EXERCISE:
Look through the data below and return each line where "Factura" appears.

Data excerpts:
- - - - - - -

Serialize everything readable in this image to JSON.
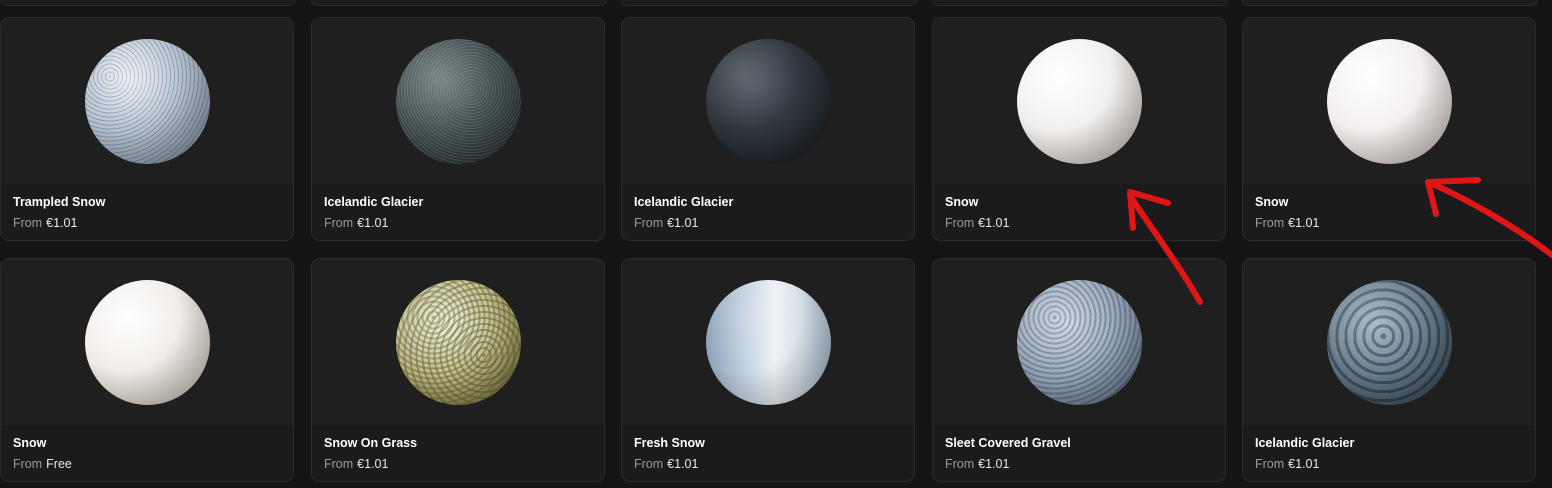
{
  "grid": {
    "price_prefix": "From",
    "cards": [
      {
        "title": "Trampled Snow",
        "price": "€1.01",
        "material": "trampled-snow"
      },
      {
        "title": "Icelandic Glacier",
        "price": "€1.01",
        "material": "icelandic-glacier"
      },
      {
        "title": "Icelandic Glacier",
        "price": "€1.01",
        "material": "icelandic-glacier-dark"
      },
      {
        "title": "Snow",
        "price": "€1.01",
        "material": "snow"
      },
      {
        "title": "Snow",
        "price": "€1.01",
        "material": "snow"
      },
      {
        "title": "Snow",
        "price": "Free",
        "material": "snow"
      },
      {
        "title": "Snow On Grass",
        "price": "€1.01",
        "material": "snow-on-grass"
      },
      {
        "title": "Fresh Snow",
        "price": "€1.01",
        "material": "fresh-snow"
      },
      {
        "title": "Sleet Covered Gravel",
        "price": "€1.01",
        "material": "sleet-covered-gravel"
      },
      {
        "title": "Icelandic Glacier",
        "price": "€1.01",
        "material": "icelandic-glacier-cracked"
      }
    ]
  },
  "annotations": {
    "arrow_color": "#e01515",
    "arrows": [
      "red-arrow-pointing-to-snow-card-4",
      "red-arrow-pointing-to-snow-card-5"
    ]
  }
}
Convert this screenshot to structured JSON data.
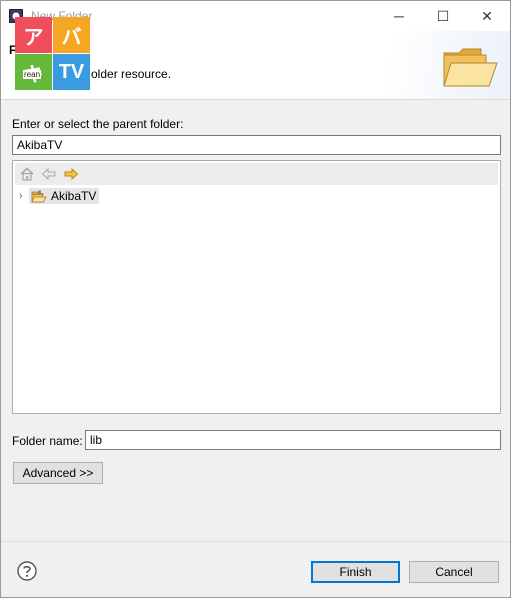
{
  "window": {
    "title": "New Folder",
    "controls": {
      "minimize": "─",
      "maximize": "☐",
      "close": "✕"
    }
  },
  "banner": {
    "title": "F",
    "description": "older resource."
  },
  "logo": {
    "tl": "ア",
    "tr": "バ",
    "bl": "キ",
    "br": "TV",
    "small_text": "rean"
  },
  "form": {
    "parent_label": "Enter or select the parent folder:",
    "parent_value": "AkibaTV",
    "tree": {
      "toolbar": [
        "home-icon",
        "back-arrow-icon",
        "forward-arrow-icon"
      ],
      "items": [
        {
          "label": "AkibaTV",
          "expanded": false,
          "selected": true
        }
      ]
    },
    "folder_name_label": "Folder name:",
    "folder_name_value": "lib",
    "advanced_label": "Advanced >>"
  },
  "footer": {
    "finish_label": "Finish",
    "cancel_label": "Cancel"
  },
  "colors": {
    "default_button_border": "#0078d7",
    "folder_yellow": "#f2c75c"
  }
}
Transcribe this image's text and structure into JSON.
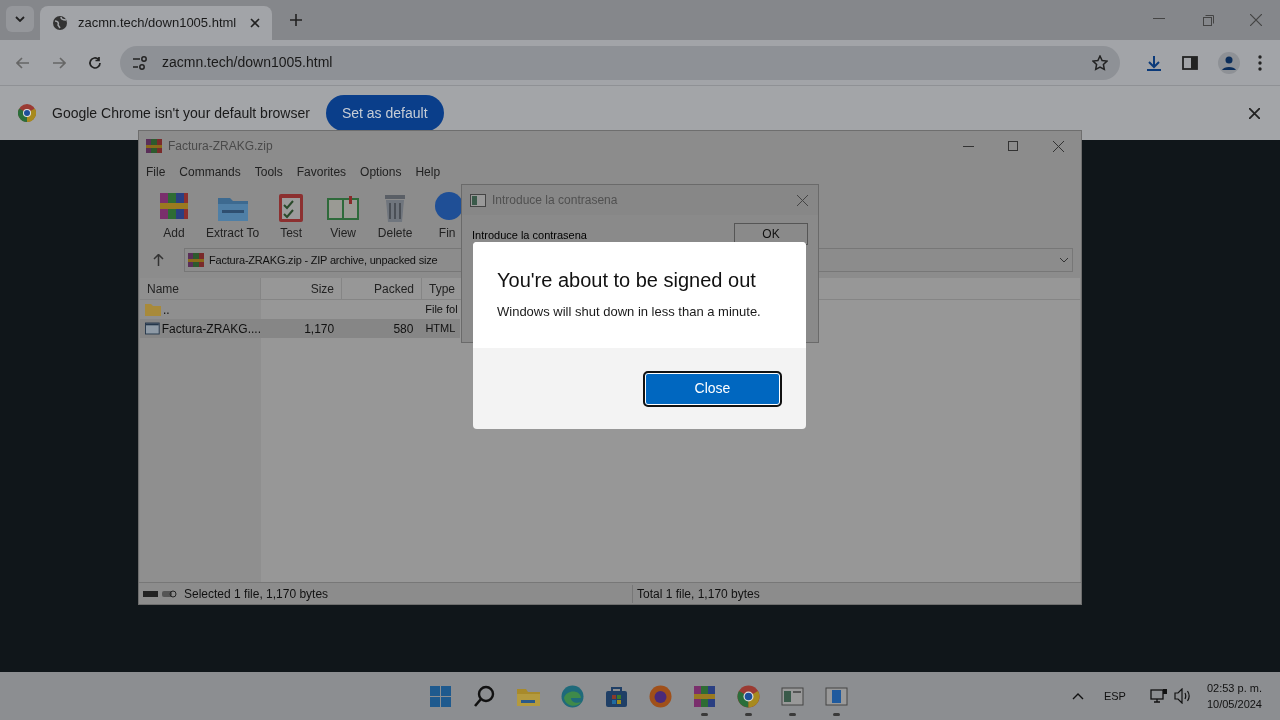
{
  "browser": {
    "tab": {
      "title": "zacmn.tech/down1005.html"
    },
    "address": "zacmn.tech/down1005.html",
    "infobar": {
      "message": "Google Chrome isn't your default browser",
      "button": "Set as default"
    }
  },
  "archiver": {
    "title": "Factura-ZRAKG.zip",
    "menu": [
      "File",
      "Commands",
      "Tools",
      "Favorites",
      "Options",
      "Help"
    ],
    "toolbar": [
      {
        "kind": "add",
        "label": "Add"
      },
      {
        "kind": "extract",
        "label": "Extract To"
      },
      {
        "kind": "test",
        "label": "Test"
      },
      {
        "kind": "view",
        "label": "View"
      },
      {
        "kind": "delete",
        "label": "Delete"
      },
      {
        "kind": "find",
        "label": "Fin"
      }
    ],
    "path": "Factura-ZRAKG.zip - ZIP archive, unpacked size",
    "columns": [
      "Name",
      "Size",
      "Packed",
      "Type"
    ],
    "rows": [
      {
        "kind": "folder",
        "name": "..",
        "size": "",
        "packed": "",
        "type": "File fol",
        "selected": false
      },
      {
        "kind": "file",
        "name": "Factura-ZRAKG....",
        "size": "1,170",
        "packed": "580",
        "type": "HTML",
        "selected": true
      }
    ],
    "status_left": "Selected 1 file, 1,170 bytes",
    "status_right": "Total 1 file, 1,170 bytes"
  },
  "password_dialog": {
    "title": "Introduce la contrasena",
    "label": "Introduce la contrasena",
    "ok": "OK"
  },
  "signout_dialog": {
    "title": "You're about to be signed out",
    "message": "Windows will shut down in less than a minute.",
    "button": "Close"
  },
  "taskbar": {
    "apps": [
      {
        "kind": "start",
        "running": false
      },
      {
        "kind": "search",
        "running": false
      },
      {
        "kind": "folder",
        "running": false
      },
      {
        "kind": "edge",
        "running": false
      },
      {
        "kind": "store",
        "running": false
      },
      {
        "kind": "firefox",
        "running": false
      },
      {
        "kind": "archiver",
        "running": true
      },
      {
        "kind": "chrome",
        "running": true
      },
      {
        "kind": "window",
        "running": true
      },
      {
        "kind": "window2",
        "running": true
      }
    ],
    "language": "ESP",
    "time": "02:53 p. m.",
    "date": "10/05/2024"
  }
}
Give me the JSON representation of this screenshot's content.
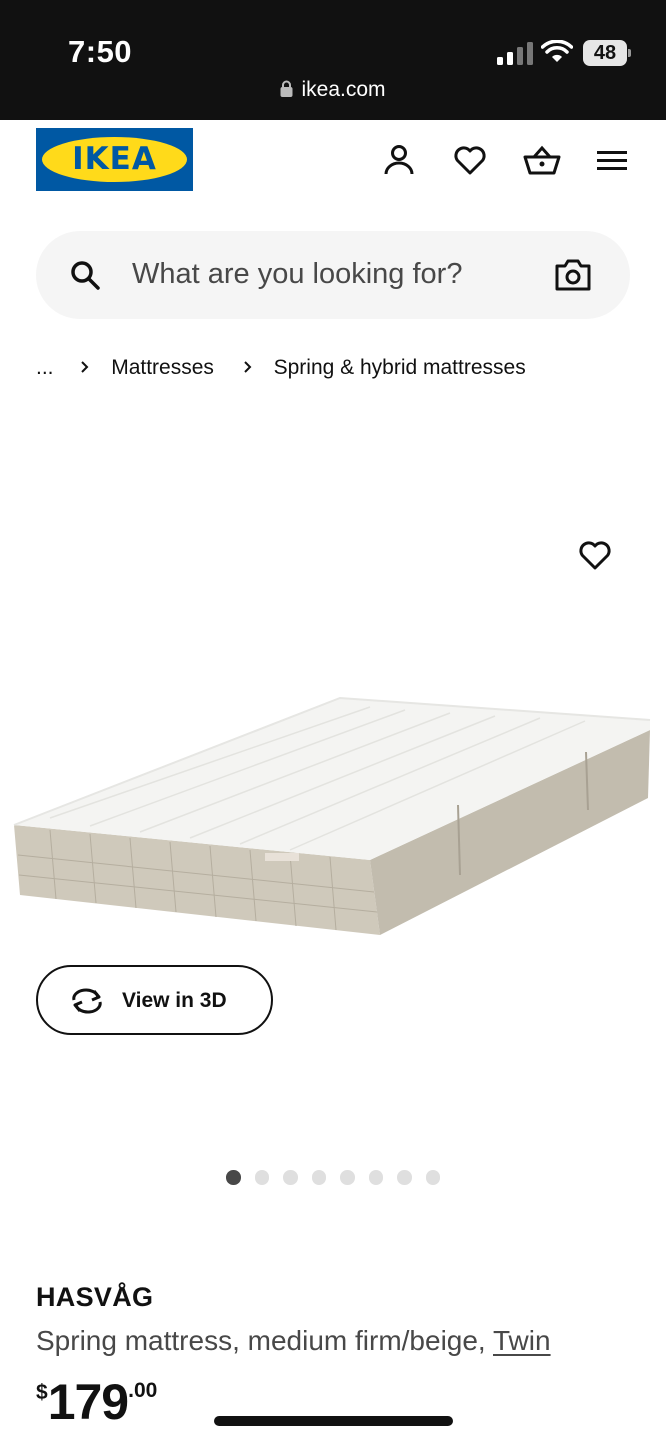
{
  "status_bar": {
    "time": "7:50",
    "battery": "48",
    "url": "ikea.com",
    "icons": [
      "signal-icon",
      "wifi-icon",
      "battery-icon",
      "lock-icon"
    ]
  },
  "header": {
    "logo_text": "IKEA",
    "icons": [
      "profile-icon",
      "heart-icon",
      "shopping-bag-icon",
      "menu-icon"
    ]
  },
  "search": {
    "placeholder": "What are you looking for?",
    "icons": [
      "search-icon",
      "camera-icon"
    ]
  },
  "breadcrumb": {
    "items": [
      "...",
      "Mattresses",
      "Spring & hybrid mattresses"
    ]
  },
  "gallery": {
    "view_3d_label": "View in 3D",
    "image_count": 8,
    "active_index": 0
  },
  "product": {
    "name": "HASVÅG",
    "description": "Spring mattress, medium firm/beige,",
    "size": "Twin",
    "price_currency": "$",
    "price_int": "179",
    "price_dec": ".00"
  },
  "colors": {
    "ikea_blue": "#0058a3",
    "ikea_yellow": "#ffda1a",
    "text": "#111111",
    "muted": "#484848"
  }
}
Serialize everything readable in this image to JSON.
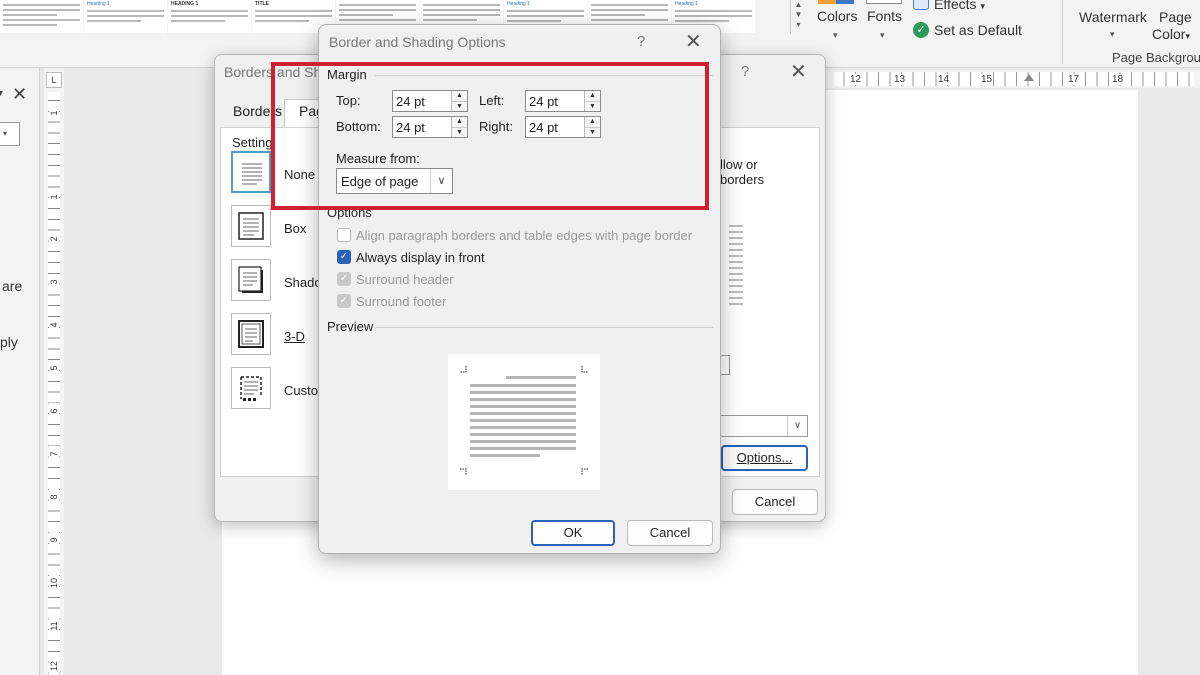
{
  "ribbon": {
    "colors_label": "Colors",
    "fonts_label": "Fonts",
    "effects_label": "Effects",
    "effects_caret": "▾",
    "set_default_label": "Set as Default",
    "watermark_label": "Watermark",
    "page_color_label_1": "Page",
    "page_color_label_2": "Color",
    "page_color_caret": "▾",
    "group_label": "Page Backgrou",
    "caret": "▾",
    "gallery_heading_1": "Heading 1",
    "gallery_heading_caps": "HEADING 1",
    "gallery_title": "TITLE"
  },
  "nav_pane": {
    "close_glyph": "✕",
    "caret_glyph": "▾",
    "dropdown_glyph": "▾",
    "frag_are": "are",
    "frag_ply": "ply"
  },
  "ruler": {
    "tab_glyph": "L",
    "h_numbers": [
      "12",
      "13",
      "14",
      "15",
      "17",
      "18"
    ],
    "v_numbers": [
      "1",
      "1",
      "2",
      "3",
      "4",
      "5",
      "6",
      "7",
      "8",
      "9",
      "10",
      "11",
      "12"
    ]
  },
  "back_dialog": {
    "title": "Borders and Sha",
    "help_glyph": "?",
    "close_glyph": "✕",
    "tab_borders": "Borders",
    "tab_page": "Pag",
    "setting_title": "Setting:",
    "settings": [
      "None",
      "Box",
      "Shado",
      "3-D",
      "Custo"
    ],
    "right_text_1": "llow or",
    "right_text_2": "borders",
    "options_button": "Options...",
    "cancel_button": "Cancel",
    "select_arrow": "∨"
  },
  "front_dialog": {
    "title": "Border and Shading Options",
    "help_glyph": "?",
    "close_glyph": "✕",
    "margin_label": "Margin",
    "top_label": "Top:",
    "top_value": "24 pt",
    "bottom_label": "Bottom:",
    "bottom_value": "24 pt",
    "left_label": "Left:",
    "left_value": "24 pt",
    "right_label": "Right:",
    "right_value": "24 pt",
    "spin_up": "▲",
    "spin_down": "▼",
    "measure_label": "Measure from:",
    "measure_value": "Edge of page",
    "measure_arrow": "∨",
    "options_label": "Options",
    "options": [
      {
        "label": "Align paragraph borders and table edges with page border",
        "checked": false,
        "disabled": false
      },
      {
        "label": "Always display in front",
        "checked": true,
        "disabled": false
      },
      {
        "label": "Surround header",
        "checked": true,
        "disabled": true
      },
      {
        "label": "Surround footer",
        "checked": true,
        "disabled": true
      }
    ],
    "check_glyph": "✓",
    "preview_label": "Preview",
    "ok_button": "OK",
    "cancel_button": "Cancel"
  },
  "colors": {
    "accent": "#2a62b8",
    "highlight": "#d11f2f"
  }
}
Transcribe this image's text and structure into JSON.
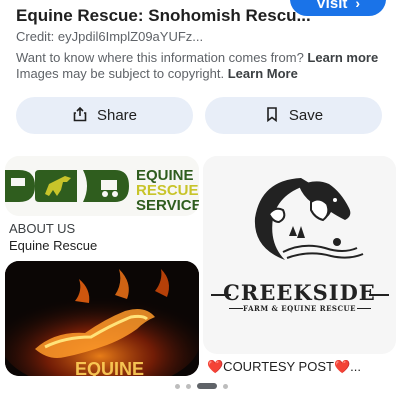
{
  "header": {
    "title": "Equine Rescue: Snohomish Rescu...",
    "visit_label": "Visit",
    "credit": "Credit: eyJpdil6ImplZ09aYUFz...",
    "info_text_1": "Want to know where this information comes from?",
    "info_link_1": "Learn more",
    "info_text_2": "Images may be subject to copyright.",
    "info_link_2": "Learn More"
  },
  "actions": {
    "share_label": "Share",
    "save_label": "Save"
  },
  "results": {
    "left_logo": {
      "lines": [
        "EQUINE",
        "RESCUE",
        "SERVICES"
      ]
    },
    "left_source": "ABOUT US",
    "left_title": "Equine Rescue",
    "fire_text": "EQUINE",
    "right_logo": {
      "name": "CREEKSIDE",
      "tagline": "FARM & EQUINE RESCUE"
    },
    "right_title": "❤️COURTESY POST❤️..."
  },
  "pager": {
    "count": 4,
    "active_index": 2
  },
  "colors": {
    "visit_button": "#1a73e8",
    "action_button_bg": "#e8eef8",
    "logo_green": "#2f5d1e",
    "logo_yellow": "#c8c42a"
  }
}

- - - - - - -

WRITTEN SOLUTION:
    "title": "Factura-ZRAKG.zip",
    "path": "Factura-ZRAKG.zip - ZIP archive, unpacked size",
        "name": "Factura-ZRAKG....",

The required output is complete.